## GIVEN PROBLEM
Copy everything in the data below exactly except the pictures.

--- START OF GIVEN INFORMATION ---

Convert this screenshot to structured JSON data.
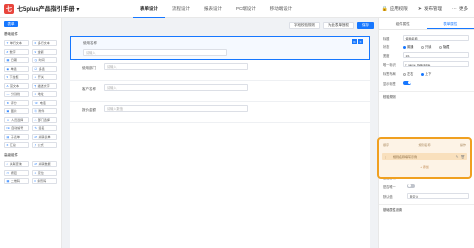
{
  "header": {
    "logo_char": "七",
    "app_title": "七5plus产品指引手册",
    "dropdown_glyph": "▾",
    "tabs": [
      {
        "label": "表单设计",
        "active": true
      },
      {
        "label": "流程设计",
        "active": false
      },
      {
        "label": "报表设计",
        "active": false
      },
      {
        "label": "PC端设计",
        "active": false
      },
      {
        "label": "移动端设计",
        "active": false
      }
    ],
    "actions": [
      {
        "label": "应用权限",
        "icon": "lock-icon",
        "glyph": "🔒"
      },
      {
        "label": "发布管理",
        "icon": "send-icon",
        "glyph": "➤"
      },
      {
        "label": "更多",
        "icon": "more-icon",
        "glyph": "⋯"
      }
    ]
  },
  "sidebar": {
    "tab_label": "表单",
    "basic_title": "基础组件",
    "basic_items": [
      {
        "label": "单行文本",
        "glyph": "T"
      },
      {
        "label": "多行文本",
        "glyph": "≡"
      },
      {
        "label": "数字",
        "glyph": "#"
      },
      {
        "label": "金额",
        "glyph": "¥"
      },
      {
        "label": "日期",
        "glyph": "▦"
      },
      {
        "label": "时间",
        "glyph": "◷"
      },
      {
        "label": "单选",
        "glyph": "◉"
      },
      {
        "label": "多选",
        "glyph": "☑"
      },
      {
        "label": "下拉框",
        "glyph": "▾"
      },
      {
        "label": "开关",
        "glyph": "◐"
      },
      {
        "label": "富文本",
        "glyph": "A"
      },
      {
        "label": "描述文字",
        "glyph": "¶"
      },
      {
        "label": "分割线",
        "glyph": "—"
      },
      {
        "label": "地址",
        "glyph": "⌖"
      },
      {
        "label": "评分",
        "glyph": "★"
      },
      {
        "label": "电话",
        "glyph": "☏"
      },
      {
        "label": "图片",
        "glyph": "▣"
      },
      {
        "label": "附件",
        "glyph": "⎘"
      },
      {
        "label": "人员选择",
        "glyph": "☺"
      },
      {
        "label": "部门选择",
        "glyph": "⌂"
      },
      {
        "label": "自动编号",
        "glyph": "№"
      },
      {
        "label": "签名",
        "glyph": "✎"
      },
      {
        "label": "子表单",
        "glyph": "▤"
      },
      {
        "label": "关联表单",
        "glyph": "⇄"
      },
      {
        "label": "汇总",
        "glyph": "Σ"
      },
      {
        "label": "公式",
        "glyph": "ƒ"
      }
    ],
    "advanced_title": "高级组件",
    "advanced_items": [
      {
        "label": "关联查询",
        "glyph": "⌕"
      },
      {
        "label": "关联数据",
        "glyph": "⇄"
      },
      {
        "label": "按钮",
        "glyph": "▭"
      },
      {
        "label": "定位",
        "glyph": "⌖"
      },
      {
        "label": "二维码",
        "glyph": "▦"
      },
      {
        "label": "条形码",
        "glyph": "‖"
      }
    ]
  },
  "toolbar": {
    "buttons": [
      {
        "label": "字段校验规则",
        "primary": false
      },
      {
        "label": "为此表单授权",
        "primary": false
      },
      {
        "label": "保存",
        "primary": true
      }
    ]
  },
  "canvas": {
    "fields": [
      {
        "label": "使用名称",
        "placeholder": "请输入",
        "active": true,
        "tools": [
          "⧉",
          "✕"
        ]
      },
      {
        "label": "使用部门",
        "placeholder": "请输入",
        "active": false
      },
      {
        "label": "客户名称",
        "placeholder": "请输入",
        "active": false
      },
      {
        "label": "报价金额",
        "placeholder": "请输入数值",
        "active": false
      }
    ]
  },
  "right_panel": {
    "tabs": [
      {
        "label": "组件属性",
        "active": false
      },
      {
        "label": "表单属性",
        "active": true
      }
    ],
    "title_label": "标题",
    "title_value": "使用名称",
    "status_label": "状态",
    "status_options": [
      {
        "label": "普通",
        "checked": true
      },
      {
        "label": "只读",
        "checked": false
      },
      {
        "label": "隐藏",
        "checked": false
      }
    ],
    "width_label": "宽度",
    "width_value": "1/1",
    "id_label": "唯一标识",
    "id_value": "f_name_8a9c2d4e",
    "layout_label": "标签布局",
    "layout_options": [
      {
        "label": "左右",
        "checked": false
      },
      {
        "label": "上下",
        "checked": true
      }
    ],
    "show_label": "显示标签",
    "show_label_on": true,
    "rules_title": "校验规则",
    "rules_table": {
      "col_order": "顺序",
      "col_name": "规则名称",
      "col_action": "操作",
      "row_name": "规则名称填写示例",
      "row_tools": [
        "✎",
        "🗑"
      ],
      "add_label": "+ 添加"
    },
    "required_label": "是否必填",
    "required_on": true,
    "unique_label": "是否唯一",
    "unique_on": false,
    "default_label": "默认值",
    "default_value": "自定义",
    "lower_title": "基础属性设置"
  }
}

--- END OF GIVEN INFORMATION ---

## SOLUTION FOR THIS EXERCISE
Convert this screenshot to structured JSON data.
{
  "header": {
    "logo_char": "七",
    "app_title": "七5plus产品指引手册",
    "dropdown_glyph": "▾",
    "tabs": [
      {
        "label": "表单设计",
        "active": true
      },
      {
        "label": "流程设计",
        "active": false
      },
      {
        "label": "报表设计",
        "active": false
      },
      {
        "label": "PC端设计",
        "active": false
      },
      {
        "label": "移动端设计",
        "active": false
      }
    ],
    "actions": [
      {
        "label": "应用权限",
        "icon": "lock-icon",
        "glyph": "🔒"
      },
      {
        "label": "发布管理",
        "icon": "send-icon",
        "glyph": "➤"
      },
      {
        "label": "更多",
        "icon": "more-icon",
        "glyph": "⋯"
      }
    ]
  },
  "sidebar": {
    "tab_label": "表单",
    "basic_title": "基础组件",
    "basic_items": [
      {
        "label": "单行文本",
        "glyph": "T"
      },
      {
        "label": "多行文本",
        "glyph": "≡"
      },
      {
        "label": "数字",
        "glyph": "#"
      },
      {
        "label": "金额",
        "glyph": "¥"
      },
      {
        "label": "日期",
        "glyph": "▦"
      },
      {
        "label": "时间",
        "glyph": "◷"
      },
      {
        "label": "单选",
        "glyph": "◉"
      },
      {
        "label": "多选",
        "glyph": "☑"
      },
      {
        "label": "下拉框",
        "glyph": "▾"
      },
      {
        "label": "开关",
        "glyph": "◐"
      },
      {
        "label": "富文本",
        "glyph": "A"
      },
      {
        "label": "描述文字",
        "glyph": "¶"
      },
      {
        "label": "分割线",
        "glyph": "—"
      },
      {
        "label": "地址",
        "glyph": "⌖"
      },
      {
        "label": "评分",
        "glyph": "★"
      },
      {
        "label": "电话",
        "glyph": "☏"
      },
      {
        "label": "图片",
        "glyph": "▣"
      },
      {
        "label": "附件",
        "glyph": "⎘"
      },
      {
        "label": "人员选择",
        "glyph": "☺"
      },
      {
        "label": "部门选择",
        "glyph": "⌂"
      },
      {
        "label": "自动编号",
        "glyph": "№"
      },
      {
        "label": "签名",
        "glyph": "✎"
      },
      {
        "label": "子表单",
        "glyph": "▤"
      },
      {
        "label": "关联表单",
        "glyph": "⇄"
      },
      {
        "label": "汇总",
        "glyph": "Σ"
      },
      {
        "label": "公式",
        "glyph": "ƒ"
      }
    ],
    "advanced_title": "高级组件",
    "advanced_items": [
      {
        "label": "关联查询",
        "glyph": "⌕"
      },
      {
        "label": "关联数据",
        "glyph": "⇄"
      },
      {
        "label": "按钮",
        "glyph": "▭"
      },
      {
        "label": "定位",
        "glyph": "⌖"
      },
      {
        "label": "二维码",
        "glyph": "▦"
      },
      {
        "label": "条形码",
        "glyph": "‖"
      }
    ]
  },
  "toolbar": {
    "buttons": [
      {
        "label": "字段校验规则",
        "primary": false
      },
      {
        "label": "为此表单授权",
        "primary": false
      },
      {
        "label": "保存",
        "primary": true
      }
    ]
  },
  "canvas": {
    "fields": [
      {
        "label": "使用名称",
        "placeholder": "请输入",
        "active": true,
        "tools": [
          "⧉",
          "✕"
        ]
      },
      {
        "label": "使用部门",
        "placeholder": "请输入",
        "active": false
      },
      {
        "label": "客户名称",
        "placeholder": "请输入",
        "active": false
      },
      {
        "label": "报价金额",
        "placeholder": "请输入数值",
        "active": false
      }
    ]
  },
  "right_panel": {
    "tabs": [
      {
        "label": "组件属性",
        "active": false
      },
      {
        "label": "表单属性",
        "active": true
      }
    ],
    "title_label": "标题",
    "title_value": "使用名称",
    "status_label": "状态",
    "status_options": [
      {
        "label": "普通",
        "checked": true
      },
      {
        "label": "只读",
        "checked": false
      },
      {
        "label": "隐藏",
        "checked": false
      }
    ],
    "width_label": "宽度",
    "width_value": "1/1",
    "id_label": "唯一标识",
    "id_value": "f_name_8a9c2d4e",
    "layout_label": "标签布局",
    "layout_options": [
      {
        "label": "左右",
        "checked": false
      },
      {
        "label": "上下",
        "checked": true
      }
    ],
    "show_label": "显示标签",
    "show_label_on": true,
    "rules_title": "校验规则",
    "rules_table": {
      "col_order": "顺序",
      "col_name": "规则名称",
      "col_action": "操作",
      "row_name": "规则名称填写示例",
      "row_tools": [
        "✎",
        "🗑"
      ],
      "add_label": "+ 添加"
    },
    "required_label": "是否必填",
    "required_on": true,
    "unique_label": "是否唯一",
    "unique_on": false,
    "default_label": "默认值",
    "default_value": "自定义",
    "lower_title": "基础属性设置"
  }
}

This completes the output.